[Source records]
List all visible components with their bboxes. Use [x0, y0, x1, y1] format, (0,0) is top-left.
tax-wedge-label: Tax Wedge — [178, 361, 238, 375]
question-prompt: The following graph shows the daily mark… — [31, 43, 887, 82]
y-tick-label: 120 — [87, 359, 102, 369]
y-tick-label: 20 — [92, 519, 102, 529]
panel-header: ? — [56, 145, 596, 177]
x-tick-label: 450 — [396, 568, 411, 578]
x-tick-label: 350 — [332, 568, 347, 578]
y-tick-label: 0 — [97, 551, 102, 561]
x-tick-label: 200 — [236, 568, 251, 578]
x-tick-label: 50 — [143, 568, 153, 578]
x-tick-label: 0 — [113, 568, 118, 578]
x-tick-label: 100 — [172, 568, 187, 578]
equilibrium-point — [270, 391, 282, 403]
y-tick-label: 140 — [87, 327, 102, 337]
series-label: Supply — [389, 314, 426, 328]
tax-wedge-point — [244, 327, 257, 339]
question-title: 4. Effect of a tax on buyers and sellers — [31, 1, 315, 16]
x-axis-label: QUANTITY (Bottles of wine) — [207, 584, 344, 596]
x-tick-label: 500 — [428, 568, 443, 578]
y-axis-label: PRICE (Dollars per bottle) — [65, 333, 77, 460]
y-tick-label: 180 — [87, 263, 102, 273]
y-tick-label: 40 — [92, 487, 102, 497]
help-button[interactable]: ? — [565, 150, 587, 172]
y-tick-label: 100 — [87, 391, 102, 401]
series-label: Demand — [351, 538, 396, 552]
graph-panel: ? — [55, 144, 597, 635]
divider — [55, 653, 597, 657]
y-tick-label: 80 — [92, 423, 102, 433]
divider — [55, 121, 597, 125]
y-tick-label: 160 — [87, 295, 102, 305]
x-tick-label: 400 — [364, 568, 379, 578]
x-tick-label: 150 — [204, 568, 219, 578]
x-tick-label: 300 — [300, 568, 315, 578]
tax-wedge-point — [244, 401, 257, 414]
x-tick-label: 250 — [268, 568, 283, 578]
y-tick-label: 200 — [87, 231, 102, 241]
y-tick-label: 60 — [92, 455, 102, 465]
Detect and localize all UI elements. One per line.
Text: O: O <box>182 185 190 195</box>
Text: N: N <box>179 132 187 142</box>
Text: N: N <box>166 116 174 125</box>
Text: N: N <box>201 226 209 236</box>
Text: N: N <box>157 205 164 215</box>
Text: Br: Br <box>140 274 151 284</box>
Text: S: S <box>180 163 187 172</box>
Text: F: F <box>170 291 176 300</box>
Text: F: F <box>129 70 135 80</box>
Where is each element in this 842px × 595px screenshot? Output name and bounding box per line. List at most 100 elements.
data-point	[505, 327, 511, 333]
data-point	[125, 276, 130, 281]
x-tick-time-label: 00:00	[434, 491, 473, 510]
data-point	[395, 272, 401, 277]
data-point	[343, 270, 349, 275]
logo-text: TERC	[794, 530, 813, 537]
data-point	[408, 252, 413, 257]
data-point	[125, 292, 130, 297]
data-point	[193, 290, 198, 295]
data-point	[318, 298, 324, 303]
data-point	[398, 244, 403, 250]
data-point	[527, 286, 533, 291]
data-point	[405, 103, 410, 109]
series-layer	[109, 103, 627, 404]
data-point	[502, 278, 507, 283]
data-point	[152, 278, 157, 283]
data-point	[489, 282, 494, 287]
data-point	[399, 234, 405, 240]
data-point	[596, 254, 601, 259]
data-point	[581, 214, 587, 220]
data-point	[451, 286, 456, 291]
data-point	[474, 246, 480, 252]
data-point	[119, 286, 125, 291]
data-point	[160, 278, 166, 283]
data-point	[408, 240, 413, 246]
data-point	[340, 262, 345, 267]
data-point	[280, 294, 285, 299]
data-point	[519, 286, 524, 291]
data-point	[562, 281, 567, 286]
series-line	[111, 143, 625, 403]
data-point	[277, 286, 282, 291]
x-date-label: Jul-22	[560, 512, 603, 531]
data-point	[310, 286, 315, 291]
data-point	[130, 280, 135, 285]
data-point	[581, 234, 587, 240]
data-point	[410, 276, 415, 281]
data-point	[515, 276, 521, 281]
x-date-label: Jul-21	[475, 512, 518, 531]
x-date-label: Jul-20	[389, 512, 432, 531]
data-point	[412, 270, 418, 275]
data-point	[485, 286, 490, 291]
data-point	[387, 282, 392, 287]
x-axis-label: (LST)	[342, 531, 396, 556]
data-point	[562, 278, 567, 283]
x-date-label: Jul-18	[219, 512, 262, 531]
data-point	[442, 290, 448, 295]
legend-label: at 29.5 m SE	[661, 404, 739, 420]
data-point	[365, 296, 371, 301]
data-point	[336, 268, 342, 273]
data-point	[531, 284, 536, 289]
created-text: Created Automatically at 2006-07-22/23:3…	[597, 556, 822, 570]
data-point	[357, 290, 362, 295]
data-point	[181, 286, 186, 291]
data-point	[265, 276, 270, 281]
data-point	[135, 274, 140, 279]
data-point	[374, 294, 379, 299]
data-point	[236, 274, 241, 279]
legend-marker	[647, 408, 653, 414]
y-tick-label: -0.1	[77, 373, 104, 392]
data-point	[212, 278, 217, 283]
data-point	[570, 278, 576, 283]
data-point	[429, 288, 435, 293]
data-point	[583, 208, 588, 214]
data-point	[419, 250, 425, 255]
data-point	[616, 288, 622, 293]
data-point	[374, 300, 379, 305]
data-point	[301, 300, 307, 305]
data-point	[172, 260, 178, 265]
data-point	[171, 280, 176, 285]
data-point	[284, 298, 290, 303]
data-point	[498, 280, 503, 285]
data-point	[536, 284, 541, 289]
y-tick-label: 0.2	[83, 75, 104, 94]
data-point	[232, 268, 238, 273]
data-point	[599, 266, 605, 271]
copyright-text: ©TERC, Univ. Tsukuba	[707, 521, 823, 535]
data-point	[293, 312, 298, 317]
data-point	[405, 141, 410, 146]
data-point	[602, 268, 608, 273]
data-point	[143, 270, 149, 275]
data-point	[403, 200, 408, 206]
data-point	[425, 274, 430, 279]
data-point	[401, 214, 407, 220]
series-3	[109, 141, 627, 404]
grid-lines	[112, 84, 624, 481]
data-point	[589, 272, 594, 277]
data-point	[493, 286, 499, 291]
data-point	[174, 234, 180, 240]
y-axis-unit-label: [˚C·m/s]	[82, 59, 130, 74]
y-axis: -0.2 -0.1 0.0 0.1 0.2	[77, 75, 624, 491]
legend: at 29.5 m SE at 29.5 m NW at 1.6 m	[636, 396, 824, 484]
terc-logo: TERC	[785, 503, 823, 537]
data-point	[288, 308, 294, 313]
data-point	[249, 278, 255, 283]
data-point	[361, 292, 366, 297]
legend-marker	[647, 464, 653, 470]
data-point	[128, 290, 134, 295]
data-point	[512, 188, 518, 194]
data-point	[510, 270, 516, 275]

§ What the exercise asks: Update the records by replacing every "tax-wedge-point" with "wedge-marker". Write out all the lines again and leave everything else unchanged.

§ Answer to the problem:
List all visible components with their bboxes. Use [x0, y0, x1, y1] format, (0,0) is top-left.
tax-wedge-label: Tax Wedge — [178, 361, 238, 375]
question-prompt: The following graph shows the daily mark… — [31, 43, 887, 82]
y-tick-label: 120 — [87, 359, 102, 369]
y-tick-label: 20 — [92, 519, 102, 529]
panel-header: ? — [56, 145, 596, 177]
x-tick-label: 450 — [396, 568, 411, 578]
x-tick-label: 350 — [332, 568, 347, 578]
y-tick-label: 0 — [97, 551, 102, 561]
x-tick-label: 200 — [236, 568, 251, 578]
x-tick-label: 50 — [143, 568, 153, 578]
x-tick-label: 0 — [113, 568, 118, 578]
x-tick-label: 100 — [172, 568, 187, 578]
equilibrium-point — [270, 391, 282, 403]
y-tick-label: 140 — [87, 327, 102, 337]
series-label: Supply — [389, 314, 426, 328]
wedge-marker — [244, 327, 257, 339]
question-title: 4. Effect of a tax on buyers and sellers — [31, 1, 315, 16]
x-axis-label: QUANTITY (Bottles of wine) — [207, 584, 344, 596]
x-tick-label: 500 — [428, 568, 443, 578]
y-axis-label: PRICE (Dollars per bottle) — [65, 333, 77, 460]
y-tick-label: 180 — [87, 263, 102, 273]
y-tick-label: 40 — [92, 487, 102, 497]
help-button[interactable]: ? — [565, 150, 587, 172]
y-tick-label: 100 — [87, 391, 102, 401]
series-label: Demand — [351, 538, 396, 552]
graph-panel: ? — [55, 144, 597, 635]
divider — [55, 653, 597, 657]
y-tick-label: 80 — [92, 423, 102, 433]
divider — [55, 121, 597, 125]
y-tick-label: 160 — [87, 295, 102, 305]
x-tick-label: 400 — [364, 568, 379, 578]
x-tick-label: 150 — [204, 568, 219, 578]
x-tick-label: 300 — [300, 568, 315, 578]
wedge-marker — [244, 401, 257, 414]
x-tick-label: 250 — [268, 568, 283, 578]
y-tick-label: 200 — [87, 231, 102, 241]
y-tick-label: 60 — [92, 455, 102, 465]
Detect and localize all UI elements. One per line.
Text: O: O <box>182 185 190 195</box>
Text: N: N <box>179 132 187 142</box>
Text: N: N <box>166 116 174 125</box>
Text: N: N <box>201 226 209 236</box>
Text: N: N <box>157 205 164 215</box>
Text: Br: Br <box>140 274 151 284</box>
Text: S: S <box>180 163 187 172</box>
Text: F: F <box>170 291 176 300</box>
Text: F: F <box>129 70 135 80</box>
Where is each element in this 842px × 595px screenshot? Output name and bounding box per line. List at most 100 elements.
data-point	[505, 327, 511, 333]
data-point	[125, 276, 130, 281]
x-tick-time-label: 00:00	[434, 491, 473, 510]
data-point	[395, 272, 401, 277]
data-point	[343, 270, 349, 275]
logo-text: TERC	[794, 530, 813, 537]
data-point	[408, 252, 413, 257]
data-point	[125, 292, 130, 297]
data-point	[193, 290, 198, 295]
data-point	[318, 298, 324, 303]
data-point	[398, 244, 403, 250]
data-point	[527, 286, 533, 291]
data-point	[405, 103, 410, 109]
series-layer	[109, 103, 627, 404]
data-point	[502, 278, 507, 283]
data-point	[152, 278, 157, 283]
data-point	[489, 282, 494, 287]
data-point	[399, 234, 405, 240]
data-point	[596, 254, 601, 259]
data-point	[581, 214, 587, 220]
data-point	[451, 286, 456, 291]
data-point	[474, 246, 480, 252]
data-point	[119, 286, 125, 291]
data-point	[160, 278, 166, 283]
data-point	[408, 240, 413, 246]
data-point	[340, 262, 345, 267]
data-point	[280, 294, 285, 299]
data-point	[519, 286, 524, 291]
data-point	[562, 281, 567, 286]
series-line	[111, 143, 625, 403]
data-point	[277, 286, 282, 291]
x-date-label: Jul-22	[560, 512, 603, 531]
data-point	[310, 286, 315, 291]
data-point	[130, 280, 135, 285]
data-point	[581, 234, 587, 240]
data-point	[410, 276, 415, 281]
data-point	[515, 276, 521, 281]
x-date-label: Jul-21	[475, 512, 518, 531]
x-date-label: Jul-20	[389, 512, 432, 531]
data-point	[412, 270, 418, 275]
data-point	[485, 286, 490, 291]
data-point	[387, 282, 392, 287]
x-axis-label: (LST)	[342, 531, 396, 556]
data-point	[562, 278, 567, 283]
x-date-label: Jul-18	[219, 512, 262, 531]
data-point	[442, 290, 448, 295]
legend-label: at 29.5 m SE	[661, 404, 739, 420]
data-point	[365, 296, 371, 301]
data-point	[336, 268, 342, 273]
data-point	[531, 284, 536, 289]
created-text: Created Automatically at 2006-07-22/23:3…	[597, 556, 822, 570]
data-point	[357, 290, 362, 295]
data-point	[181, 286, 186, 291]
data-point	[265, 276, 270, 281]
data-point	[135, 274, 140, 279]
data-point	[374, 294, 379, 299]
data-point	[236, 274, 241, 279]
legend-marker	[647, 408, 653, 414]
y-tick-label: -0.1	[77, 373, 104, 392]
data-point	[212, 278, 217, 283]
data-point	[570, 278, 576, 283]
data-point	[429, 288, 435, 293]
data-point	[583, 208, 588, 214]
data-point	[419, 250, 425, 255]
data-point	[616, 288, 622, 293]
data-point	[374, 300, 379, 305]
data-point	[301, 300, 307, 305]
data-point	[172, 260, 178, 265]
data-point	[171, 280, 176, 285]
data-point	[284, 298, 290, 303]
data-point	[498, 280, 503, 285]
data-point	[536, 284, 541, 289]
y-tick-label: 0.2	[83, 75, 104, 94]
data-point	[232, 268, 238, 273]
data-point	[599, 266, 605, 271]
copyright-text: ©TERC, Univ. Tsukuba	[707, 521, 823, 535]
data-point	[293, 312, 298, 317]
data-point	[405, 141, 410, 146]
data-point	[602, 268, 608, 273]
data-point	[143, 270, 149, 275]
data-point	[403, 200, 408, 206]
data-point	[425, 274, 430, 279]
data-point	[401, 214, 407, 220]
series-3	[109, 141, 627, 404]
grid-lines	[112, 84, 624, 481]
data-point	[589, 272, 594, 277]
data-point	[493, 286, 499, 291]
data-point	[174, 234, 180, 240]
y-axis-unit-label: [˚C·m/s]	[82, 59, 130, 74]
y-axis: -0.2 -0.1 0.0 0.1 0.2	[77, 75, 624, 491]
legend: at 29.5 m SE at 29.5 m NW at 1.6 m	[636, 396, 824, 484]
terc-logo: TERC	[785, 503, 823, 537]
data-point	[288, 308, 294, 313]
data-point	[249, 278, 255, 283]
data-point	[361, 292, 366, 297]
legend-marker	[647, 464, 653, 470]
data-point	[128, 290, 134, 295]
data-point	[512, 188, 518, 194]
data-point	[510, 270, 516, 275]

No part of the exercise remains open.